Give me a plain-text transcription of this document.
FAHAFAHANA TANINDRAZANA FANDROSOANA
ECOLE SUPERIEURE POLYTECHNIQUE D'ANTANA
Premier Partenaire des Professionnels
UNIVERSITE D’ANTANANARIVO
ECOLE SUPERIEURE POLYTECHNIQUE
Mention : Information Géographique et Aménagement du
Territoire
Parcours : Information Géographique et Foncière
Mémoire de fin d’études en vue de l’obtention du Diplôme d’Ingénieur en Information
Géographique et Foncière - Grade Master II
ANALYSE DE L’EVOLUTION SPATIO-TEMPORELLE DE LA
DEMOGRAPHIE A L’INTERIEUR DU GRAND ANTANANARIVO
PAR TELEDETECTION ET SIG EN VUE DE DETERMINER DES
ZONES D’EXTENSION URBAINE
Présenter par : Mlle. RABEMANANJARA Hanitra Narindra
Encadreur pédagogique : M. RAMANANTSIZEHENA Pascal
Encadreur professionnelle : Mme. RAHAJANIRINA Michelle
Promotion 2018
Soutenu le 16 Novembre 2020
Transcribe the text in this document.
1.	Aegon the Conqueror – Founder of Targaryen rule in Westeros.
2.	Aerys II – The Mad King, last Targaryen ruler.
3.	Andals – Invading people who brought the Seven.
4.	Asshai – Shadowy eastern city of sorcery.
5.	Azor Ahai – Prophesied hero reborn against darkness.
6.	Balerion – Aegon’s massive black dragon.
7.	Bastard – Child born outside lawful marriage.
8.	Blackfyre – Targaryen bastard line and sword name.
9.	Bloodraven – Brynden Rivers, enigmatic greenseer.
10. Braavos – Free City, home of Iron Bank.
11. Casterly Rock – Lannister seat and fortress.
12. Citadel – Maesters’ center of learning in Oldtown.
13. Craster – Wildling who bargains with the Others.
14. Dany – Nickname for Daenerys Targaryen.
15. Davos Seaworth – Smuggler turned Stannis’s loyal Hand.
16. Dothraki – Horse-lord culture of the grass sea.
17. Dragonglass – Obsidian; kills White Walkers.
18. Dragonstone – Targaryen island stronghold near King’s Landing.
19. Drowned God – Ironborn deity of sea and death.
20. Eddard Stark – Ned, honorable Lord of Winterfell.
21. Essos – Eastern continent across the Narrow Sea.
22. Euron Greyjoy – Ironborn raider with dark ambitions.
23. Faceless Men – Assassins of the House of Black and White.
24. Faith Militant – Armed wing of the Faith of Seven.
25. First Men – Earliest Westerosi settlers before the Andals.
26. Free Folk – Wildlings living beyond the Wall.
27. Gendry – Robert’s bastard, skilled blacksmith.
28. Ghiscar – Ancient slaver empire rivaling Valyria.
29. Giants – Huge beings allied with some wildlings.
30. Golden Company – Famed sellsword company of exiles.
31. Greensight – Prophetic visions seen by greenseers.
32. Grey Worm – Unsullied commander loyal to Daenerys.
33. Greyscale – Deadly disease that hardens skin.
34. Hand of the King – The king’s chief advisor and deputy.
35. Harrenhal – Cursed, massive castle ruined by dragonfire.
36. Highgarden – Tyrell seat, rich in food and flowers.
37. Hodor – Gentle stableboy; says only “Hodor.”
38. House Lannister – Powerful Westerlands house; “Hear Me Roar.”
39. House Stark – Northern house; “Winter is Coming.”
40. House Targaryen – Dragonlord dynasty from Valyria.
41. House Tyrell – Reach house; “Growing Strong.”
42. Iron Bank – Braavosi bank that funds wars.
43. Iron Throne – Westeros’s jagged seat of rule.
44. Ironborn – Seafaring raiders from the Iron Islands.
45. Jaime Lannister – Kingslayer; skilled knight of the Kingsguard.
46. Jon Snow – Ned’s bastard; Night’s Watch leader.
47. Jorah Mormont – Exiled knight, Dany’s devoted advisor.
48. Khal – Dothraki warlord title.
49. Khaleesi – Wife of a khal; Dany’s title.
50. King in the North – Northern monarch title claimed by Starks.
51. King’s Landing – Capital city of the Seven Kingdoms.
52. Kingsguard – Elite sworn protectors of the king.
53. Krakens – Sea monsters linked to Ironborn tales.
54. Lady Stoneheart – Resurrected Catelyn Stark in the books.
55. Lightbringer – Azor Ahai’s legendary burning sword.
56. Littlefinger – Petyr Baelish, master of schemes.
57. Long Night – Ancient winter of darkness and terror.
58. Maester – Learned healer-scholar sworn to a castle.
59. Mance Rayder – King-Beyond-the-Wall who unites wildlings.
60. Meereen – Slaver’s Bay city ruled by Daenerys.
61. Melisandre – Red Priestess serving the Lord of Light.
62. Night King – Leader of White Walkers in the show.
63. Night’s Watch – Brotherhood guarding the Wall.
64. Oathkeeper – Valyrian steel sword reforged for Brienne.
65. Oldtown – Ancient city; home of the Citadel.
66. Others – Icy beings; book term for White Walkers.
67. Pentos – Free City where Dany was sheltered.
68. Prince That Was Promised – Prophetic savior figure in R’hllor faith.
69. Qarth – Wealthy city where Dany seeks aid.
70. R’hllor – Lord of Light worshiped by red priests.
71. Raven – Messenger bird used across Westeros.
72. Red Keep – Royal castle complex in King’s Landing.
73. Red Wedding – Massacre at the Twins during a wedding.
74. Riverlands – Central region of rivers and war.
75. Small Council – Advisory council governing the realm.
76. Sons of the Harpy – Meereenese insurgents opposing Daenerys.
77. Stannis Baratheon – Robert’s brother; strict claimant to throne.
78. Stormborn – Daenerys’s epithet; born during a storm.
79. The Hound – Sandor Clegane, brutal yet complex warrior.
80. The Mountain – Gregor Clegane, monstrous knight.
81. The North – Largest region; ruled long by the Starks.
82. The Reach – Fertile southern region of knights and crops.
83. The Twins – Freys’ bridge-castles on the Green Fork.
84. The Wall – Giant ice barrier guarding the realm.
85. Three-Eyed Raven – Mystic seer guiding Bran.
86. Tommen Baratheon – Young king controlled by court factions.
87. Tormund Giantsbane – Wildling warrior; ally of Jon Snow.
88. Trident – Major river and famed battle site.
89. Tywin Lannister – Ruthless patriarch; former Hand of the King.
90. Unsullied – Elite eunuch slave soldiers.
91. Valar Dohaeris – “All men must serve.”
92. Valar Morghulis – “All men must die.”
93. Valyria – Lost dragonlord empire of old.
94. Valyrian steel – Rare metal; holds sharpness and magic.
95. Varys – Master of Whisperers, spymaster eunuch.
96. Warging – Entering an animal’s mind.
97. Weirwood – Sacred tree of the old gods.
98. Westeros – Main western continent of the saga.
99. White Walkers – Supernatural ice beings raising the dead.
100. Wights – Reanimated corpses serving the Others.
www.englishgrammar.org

* **THE REQUEST**
Set all of the records down again, exactly as they stand.

* **TASK SOLUTION**
Give me a plain-text transcription of this document.
FAHAFAHANA TANINDRAZANA FANDROSOANA
ECOLE SUPERIEURE POLYTECHNIQUE D'ANTANA
Premier Partenaire des Professionnels
UNIVERSITE D’ANTANANARIVO
ECOLE SUPERIEURE POLYTECHNIQUE
Mention : Information Géographique et Aménagement du
Territoire
Parcours : Information Géographique et Foncière
Mémoire de fin d’études en vue de l’obtention du Diplôme d’Ingénieur en Information
Géographique et Foncière - Grade Master II
ANALYSE DE L’EVOLUTION SPATIO-TEMPORELLE DE LA
DEMOGRAPHIE A L’INTERIEUR DU GRAND ANTANANARIVO
PAR TELEDETECTION ET SIG EN VUE DE DETERMINER DES
ZONES D’EXTENSION URBAINE
Présenter par : Mlle. RABEMANANJARA Hanitra Narindra
Encadreur pédagogique : M. RAMANANTSIZEHENA Pascal
Encadreur professionnelle : Mme. RAHAJANIRINA Michelle
Promotion 2018
Soutenu le 16 Novembre 2020
Transcribe the text in this document.
1.	Aegon the Conqueror – Founder of Targaryen rule in Westeros.
2.	Aerys II – The Mad King, last Targaryen ruler.
3.	Andals – Invading people who brought the Seven.
4.	Asshai – Shadowy eastern city of sorcery.
5.	Azor Ahai – Prophesied hero reborn against darkness.
6.	Balerion – Aegon’s massive black dragon.
7.	Bastard – Child born outside lawful marriage.
8.	Blackfyre – Targaryen bastard line and sword name.
9.	Bloodraven – Brynden Rivers, enigmatic greenseer.
10. Braavos – Free City, home of Iron Bank.
11. Casterly Rock – Lannister seat and fortress.
12. Citadel – Maesters’ center of learning in Oldtown.
13. Craster – Wildling who bargains with the Others.
14. Dany – Nickname for Daenerys Targaryen.
15. Davos Seaworth – Smuggler turned Stannis’s loyal Hand.
16. Dothraki – Horse-lord culture of the grass sea.
17. Dragonglass – Obsidian; kills White Walkers.
18. Dragonstone – Targaryen island stronghold near King’s Landing.
19. Drowned God – Ironborn deity of sea and death.
20. Eddard Stark – Ned, honorable Lord of Winterfell.
21. Essos – Eastern continent across the Narrow Sea.
22. Euron Greyjoy – Ironborn raider with dark ambitions.
23. Faceless Men – Assassins of the House of Black and White.
24. Faith Militant – Armed wing of the Faith of Seven.
25. First Men – Earliest Westerosi settlers before the Andals.
26. Free Folk – Wildlings living beyond the Wall.
27. Gendry – Robert’s bastard, skilled blacksmith.
28. Ghiscar – Ancient slaver empire rivaling Valyria.
29. Giants – Huge beings allied with some wildlings.
30. Golden Company – Famed sellsword company of exiles.
31. Greensight – Prophetic visions seen by greenseers.
32. Grey Worm – Unsullied commander loyal to Daenerys.
33. Greyscale – Deadly disease that hardens skin.
34. Hand of the King – The king’s chief advisor and deputy.
35. Harrenhal – Cursed, massive castle ruined by dragonfire.
36. Highgarden – Tyrell seat, rich in food and flowers.
37. Hodor – Gentle stableboy; says only “Hodor.”
38. House Lannister – Powerful Westerlands house; “Hear Me Roar.”
39. House Stark – Northern house; “Winter is Coming.”
40. House Targaryen – Dragonlord dynasty from Valyria.
41. House Tyrell – Reach house; “Growing Strong.”
42. Iron Bank – Braavosi bank that funds wars.
43. Iron Throne – Westeros’s jagged seat of rule.
44. Ironborn – Seafaring raiders from the Iron Islands.
45. Jaime Lannister – Kingslayer; skilled knight of the Kingsguard.
46. Jon Snow – Ned’s bastard; Night’s Watch leader.
47. Jorah Mormont – Exiled knight, Dany’s devoted advisor.
48. Khal – Dothraki warlord title.
49. Khaleesi – Wife of a khal; Dany’s title.
50. King in the North – Northern monarch title claimed by Starks.
51. King’s Landing – Capital city of the Seven Kingdoms.
52. Kingsguard – Elite sworn protectors of the king.
53. Krakens – Sea monsters linked to Ironborn tales.
54. Lady Stoneheart – Resurrected Catelyn Stark in the books.
55. Lightbringer – Azor Ahai’s legendary burning sword.
56. Littlefinger – Petyr Baelish, master of schemes.
57. Long Night – Ancient winter of darkness and terror.
58. Maester – Learned healer-scholar sworn to a castle.
59. Mance Rayder – King-Beyond-the-Wall who unites wildlings.
60. Meereen – Slaver’s Bay city ruled by Daenerys.
61. Melisandre – Red Priestess serving the Lord of Light.
62. Night King – Leader of White Walkers in the show.
63. Night’s Watch – Brotherhood guarding the Wall.
64. Oathkeeper – Valyrian steel sword reforged for Brienne.
65. Oldtown – Ancient city; home of the Citadel.
66. Others – Icy beings; book term for White Walkers.
67. Pentos – Free City where Dany was sheltered.
68. Prince That Was Promised – Prophetic savior figure in R’hllor faith.
69. Qarth – Wealthy city where Dany seeks aid.
70. R’hllor – Lord of Light worshiped by red priests.
71. Raven – Messenger bird used across Westeros.
72. Red Keep – Royal castle complex in King’s Landing.
73. Red Wedding – Massacre at the Twins during a wedding.
74. Riverlands – Central region of rivers and war.
75. Small Council – Advisory council governing the realm.
76. Sons of the Harpy – Meereenese insurgents opposing Daenerys.
77. Stannis Baratheon – Robert’s brother; strict claimant to throne.
78. Stormborn – Daenerys’s epithet; born during a storm.
79. The Hound – Sandor Clegane, brutal yet complex warrior.
80. The Mountain – Gregor Clegane, monstrous knight.
81. The North – Largest region; ruled long by the Starks.
82. The Reach – Fertile southern region of knights and crops.
83. The Twins – Freys’ bridge-castles on the Green Fork.
84. The Wall – Giant ice barrier guarding the realm.
85. Three-Eyed Raven – Mystic seer guiding Bran.
86. Tommen Baratheon – Young king controlled by court factions.
87. Tormund Giantsbane – Wildling warrior; ally of Jon Snow.
88. Trident – Major river and famed battle site.
89. Tywin Lannister – Ruthless patriarch; former Hand of the King.
90. Unsullied – Elite eunuch slave soldiers.
91. Valar Dohaeris – “All men must serve.”
92. Valar Morghulis – “All men must die.”
93. Valyria – Lost dragonlord empire of old.
94. Valyrian steel – Rare metal; holds sharpness and magic.
95. Varys – Master of Whisperers, spymaster eunuch.
96. Warging – Entering an animal’s mind.
97. Weirwood – Sacred tree of the old gods.
98. Westeros – Main western continent of the saga.
99. White Walkers – Supernatural ice beings raising the dead.
100. Wights – Reanimated corpses serving the Others.
www.englishgrammar.org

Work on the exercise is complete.